Dataset records

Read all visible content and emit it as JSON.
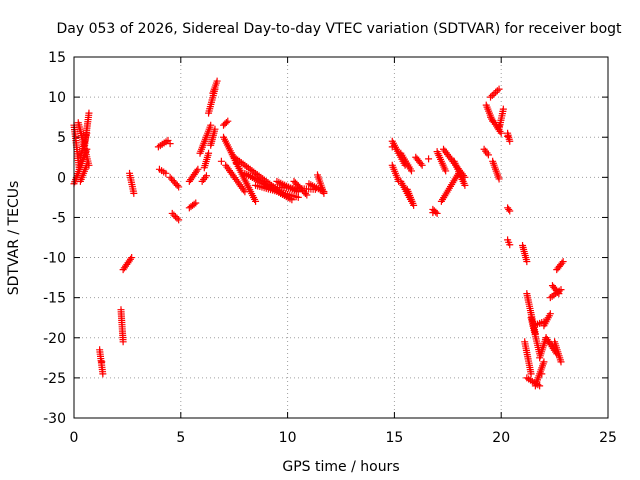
{
  "chart_data": {
    "type": "scatter",
    "title": "Day 053 of 2026, Sidereal Day-to-day VTEC variation (SDTVAR) for receiver bogt",
    "xlabel": "GPS time / hours",
    "ylabel": "SDTVAR / TECUs",
    "xlim": [
      0,
      25
    ],
    "ylim": [
      -30,
      15
    ],
    "xticks": [
      "0",
      "5",
      "10",
      "15",
      "20",
      "25"
    ],
    "yticks": [
      "15",
      "10",
      "5",
      "0",
      "-5",
      "-10",
      "-15",
      "-20",
      "-25",
      "-30"
    ],
    "grid": true,
    "marker": "+",
    "color": "#ff0000",
    "segments": [
      {
        "x0": 0.0,
        "x1": 0.25,
        "y0": 6.5,
        "y1": 1.0
      },
      {
        "x0": 0.0,
        "x1": 0.6,
        "y0": -0.8,
        "y1": 3.5
      },
      {
        "x0": 0.2,
        "x1": 0.7,
        "y0": 6.8,
        "y1": 1.5
      },
      {
        "x0": 0.3,
        "x1": 0.6,
        "y0": 2.5,
        "y1": 5.5
      },
      {
        "x0": 0.5,
        "x1": 0.7,
        "y0": 4.0,
        "y1": 8.0
      },
      {
        "x0": 0.3,
        "x1": 0.6,
        "y0": -0.5,
        "y1": 1.5
      },
      {
        "x0": 1.2,
        "x1": 1.35,
        "y0": -21.5,
        "y1": -24.5
      },
      {
        "x0": 2.2,
        "x1": 2.3,
        "y0": -16.5,
        "y1": -20.5
      },
      {
        "x0": 2.3,
        "x1": 2.7,
        "y0": -11.5,
        "y1": -10.0
      },
      {
        "x0": 2.6,
        "x1": 2.8,
        "y0": 0.5,
        "y1": -2.0
      },
      {
        "x0": 3.95,
        "x1": 4.4,
        "y0": 3.8,
        "y1": 4.6
      },
      {
        "x0": 4.0,
        "x1": 4.3,
        "y0": 1.0,
        "y1": 0.5
      },
      {
        "x0": 4.5,
        "x1": 4.9,
        "y0": 0.0,
        "y1": -1.2
      },
      {
        "x0": 4.6,
        "x1": 4.9,
        "y0": -4.5,
        "y1": -5.3
      },
      {
        "x0": 5.4,
        "x1": 5.7,
        "y0": -3.8,
        "y1": -3.2
      },
      {
        "x0": 5.4,
        "x1": 5.8,
        "y0": -0.5,
        "y1": 1.0
      },
      {
        "x0": 6.0,
        "x1": 6.2,
        "y0": -0.5,
        "y1": 0.2
      },
      {
        "x0": 5.9,
        "x1": 6.4,
        "y0": 3.0,
        "y1": 6.5
      },
      {
        "x0": 6.1,
        "x1": 6.3,
        "y0": 1.2,
        "y1": 3.0
      },
      {
        "x0": 6.3,
        "x1": 6.6,
        "y0": 8.0,
        "y1": 11.0
      },
      {
        "x0": 6.5,
        "x1": 6.7,
        "y0": 10.5,
        "y1": 12.0
      },
      {
        "x0": 6.4,
        "x1": 6.6,
        "y0": 4.0,
        "y1": 6.0
      },
      {
        "x0": 7.0,
        "x1": 7.2,
        "y0": 6.5,
        "y1": 7.0
      },
      {
        "x0": 7.0,
        "x1": 8.5,
        "y0": 5.0,
        "y1": -3.0
      },
      {
        "x0": 7.1,
        "x1": 8.0,
        "y0": 1.5,
        "y1": -1.8
      },
      {
        "x0": 7.5,
        "x1": 9.5,
        "y0": 2.5,
        "y1": -1.5
      },
      {
        "x0": 8.0,
        "x1": 10.2,
        "y0": 0.5,
        "y1": -2.8
      },
      {
        "x0": 8.5,
        "x1": 10.5,
        "y0": -1.0,
        "y1": -2.5
      },
      {
        "x0": 9.0,
        "x1": 11.3,
        "y0": -1.2,
        "y1": -1.5
      },
      {
        "x0": 9.5,
        "x1": 10.5,
        "y0": -0.5,
        "y1": -1.8
      },
      {
        "x0": 10.3,
        "x1": 10.9,
        "y0": -0.5,
        "y1": -2.2
      },
      {
        "x0": 11.0,
        "x1": 11.7,
        "y0": -0.8,
        "y1": -1.8
      },
      {
        "x0": 11.4,
        "x1": 11.7,
        "y0": 0.3,
        "y1": -2.0
      },
      {
        "x0": 14.9,
        "x1": 15.5,
        "y0": 4.5,
        "y1": 1.5
      },
      {
        "x0": 15.3,
        "x1": 15.8,
        "y0": 3.0,
        "y1": 0.8
      },
      {
        "x0": 14.9,
        "x1": 15.2,
        "y0": 1.5,
        "y1": -0.5
      },
      {
        "x0": 15.3,
        "x1": 15.8,
        "y0": -0.5,
        "y1": -3.0
      },
      {
        "x0": 15.6,
        "x1": 15.9,
        "y0": -1.5,
        "y1": -3.5
      },
      {
        "x0": 16.0,
        "x1": 16.3,
        "y0": 2.5,
        "y1": 1.5
      },
      {
        "x0": 16.8,
        "x1": 17.0,
        "y0": -4.0,
        "y1": -4.5
      },
      {
        "x0": 17.0,
        "x1": 17.4,
        "y0": 3.2,
        "y1": 0.8
      },
      {
        "x0": 17.2,
        "x1": 18.0,
        "y0": -3.0,
        "y1": 0.5
      },
      {
        "x0": 17.3,
        "x1": 18.3,
        "y0": 3.5,
        "y1": 0.0
      },
      {
        "x0": 17.8,
        "x1": 18.3,
        "y0": 2.0,
        "y1": -1.0
      },
      {
        "x0": 19.2,
        "x1": 19.4,
        "y0": 3.5,
        "y1": 2.8
      },
      {
        "x0": 19.3,
        "x1": 19.6,
        "y0": 9.0,
        "y1": 7.0
      },
      {
        "x0": 19.5,
        "x1": 19.9,
        "y0": 10.0,
        "y1": 11.0
      },
      {
        "x0": 19.5,
        "x1": 20.0,
        "y0": 7.5,
        "y1": 5.5
      },
      {
        "x0": 19.6,
        "x1": 19.9,
        "y0": 2.0,
        "y1": -0.2
      },
      {
        "x0": 19.9,
        "x1": 20.1,
        "y0": 6.0,
        "y1": 8.5
      },
      {
        "x0": 20.3,
        "x1": 20.4,
        "y0": 5.5,
        "y1": 4.5
      },
      {
        "x0": 20.3,
        "x1": 20.4,
        "y0": -3.8,
        "y1": -4.2
      },
      {
        "x0": 20.3,
        "x1": 20.4,
        "y0": -7.8,
        "y1": -8.4
      },
      {
        "x0": 21.0,
        "x1": 21.2,
        "y0": -8.5,
        "y1": -10.5
      },
      {
        "x0": 21.2,
        "x1": 21.6,
        "y0": -14.5,
        "y1": -19.5
      },
      {
        "x0": 21.4,
        "x1": 21.8,
        "y0": -17.5,
        "y1": -22.0
      },
      {
        "x0": 21.5,
        "x1": 22.0,
        "y0": -18.5,
        "y1": -18.0
      },
      {
        "x0": 21.1,
        "x1": 21.4,
        "y0": -20.5,
        "y1": -24.5
      },
      {
        "x0": 21.2,
        "x1": 21.8,
        "y0": -25.0,
        "y1": -26.0
      },
      {
        "x0": 21.6,
        "x1": 22.0,
        "y0": -26.0,
        "y1": -23.0
      },
      {
        "x0": 21.8,
        "x1": 22.1,
        "y0": -22.5,
        "y1": -20.0
      },
      {
        "x0": 22.0,
        "x1": 22.3,
        "y0": -18.5,
        "y1": -17.0
      },
      {
        "x0": 22.1,
        "x1": 22.6,
        "y0": -20.0,
        "y1": -22.0
      },
      {
        "x0": 22.5,
        "x1": 22.8,
        "y0": -20.5,
        "y1": -23.0
      },
      {
        "x0": 22.3,
        "x1": 22.8,
        "y0": -15.0,
        "y1": -14.0
      },
      {
        "x0": 22.6,
        "x1": 22.9,
        "y0": -11.5,
        "y1": -10.5
      },
      {
        "x0": 22.4,
        "x1": 22.7,
        "y0": -13.5,
        "y1": -14.5
      }
    ],
    "isolated_points": [
      {
        "x": 1.3,
        "y": -23.0
      },
      {
        "x": 4.5,
        "y": 4.2
      },
      {
        "x": 6.9,
        "y": 2.0
      },
      {
        "x": 7.6,
        "y": 1.7
      },
      {
        "x": 14.9,
        "y": 3.8
      },
      {
        "x": 16.6,
        "y": 2.3
      },
      {
        "x": 16.8,
        "y": -4.4
      },
      {
        "x": 19.9,
        "y": 6.4
      },
      {
        "x": 20.3,
        "y": 5.1
      },
      {
        "x": 21.9,
        "y": -24.5
      }
    ]
  }
}
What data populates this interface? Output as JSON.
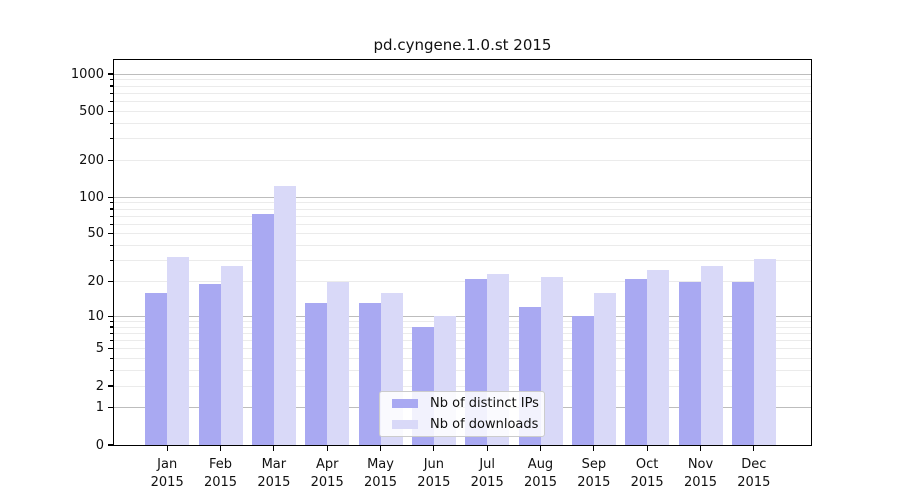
{
  "chart_data": {
    "type": "bar",
    "title": "pd.cyngene.1.0.st 2015",
    "categories": [
      "Jan 2015",
      "Feb 2015",
      "Mar 2015",
      "Apr 2015",
      "May 2015",
      "Jun 2015",
      "Jul 2015",
      "Aug 2015",
      "Sep 2015",
      "Oct 2015",
      "Nov 2015",
      "Dec 2015"
    ],
    "series": [
      {
        "name": "Nb of distinct IPs",
        "color": "#a9a9f2",
        "values": [
          16,
          19,
          73,
          13,
          13,
          8,
          21,
          12,
          10,
          21,
          20,
          20
        ]
      },
      {
        "name": "Nb of downloads",
        "color": "#d9d9f8",
        "values": [
          32,
          27,
          123,
          20,
          16,
          10,
          23,
          22,
          16,
          25,
          27,
          31
        ]
      }
    ],
    "yscale": "log1p",
    "ylim": [
      0,
      1300
    ],
    "yticks": [
      0,
      1,
      2,
      5,
      10,
      20,
      50,
      100,
      200,
      500,
      1000
    ],
    "grid": {
      "on": true,
      "major": [
        1,
        10,
        100,
        1000
      ],
      "minor": [
        2,
        3,
        4,
        5,
        6,
        7,
        8,
        9,
        20,
        30,
        40,
        50,
        60,
        70,
        80,
        90,
        200,
        300,
        400,
        500,
        600,
        700,
        800,
        900
      ]
    },
    "legend_position": "lower center",
    "colors": {
      "grid_major": "#bdbdbd",
      "grid_minor": "#ebebeb",
      "spine": "#000000",
      "text": "#111111"
    }
  }
}
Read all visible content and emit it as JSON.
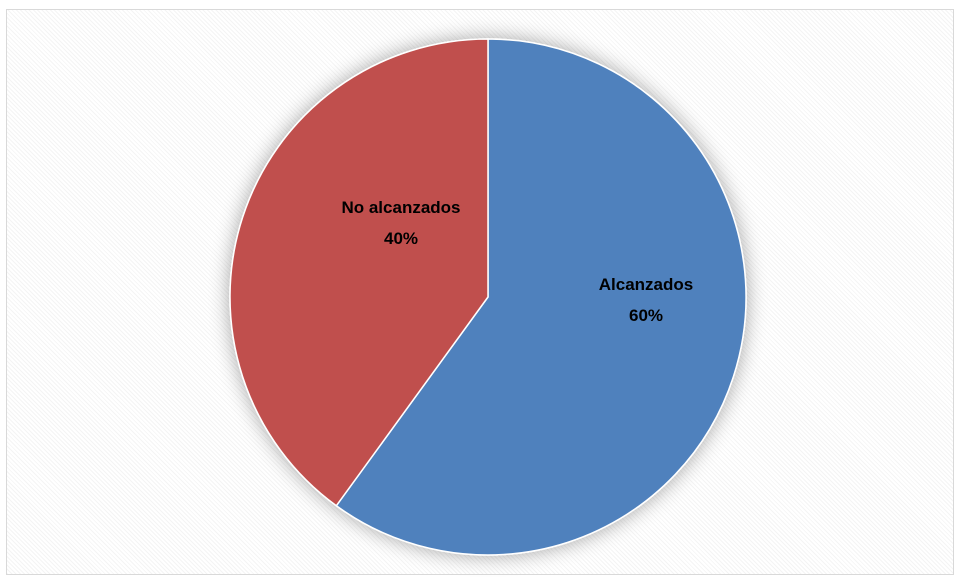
{
  "chart_data": {
    "type": "pie",
    "title": "",
    "categories": [
      "Alcanzados",
      "No alcanzados"
    ],
    "values": [
      60,
      40
    ],
    "data_labels": [
      "60%",
      "40%"
    ],
    "colors": [
      "#4f81bd",
      "#c0504d"
    ],
    "legend": "none"
  }
}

→ **WRITTEN EXERCISE**: Scan the material line by line and report each one that contains "SDTVAR".

→ **ANSWER TO THE PROBLEM**:
    "title": "Day 053 of 2026, Sidereal Day-to-day VTEC variation (SDTVAR) for receiver bogt",
    "ylabel": "SDTVAR / TECUs",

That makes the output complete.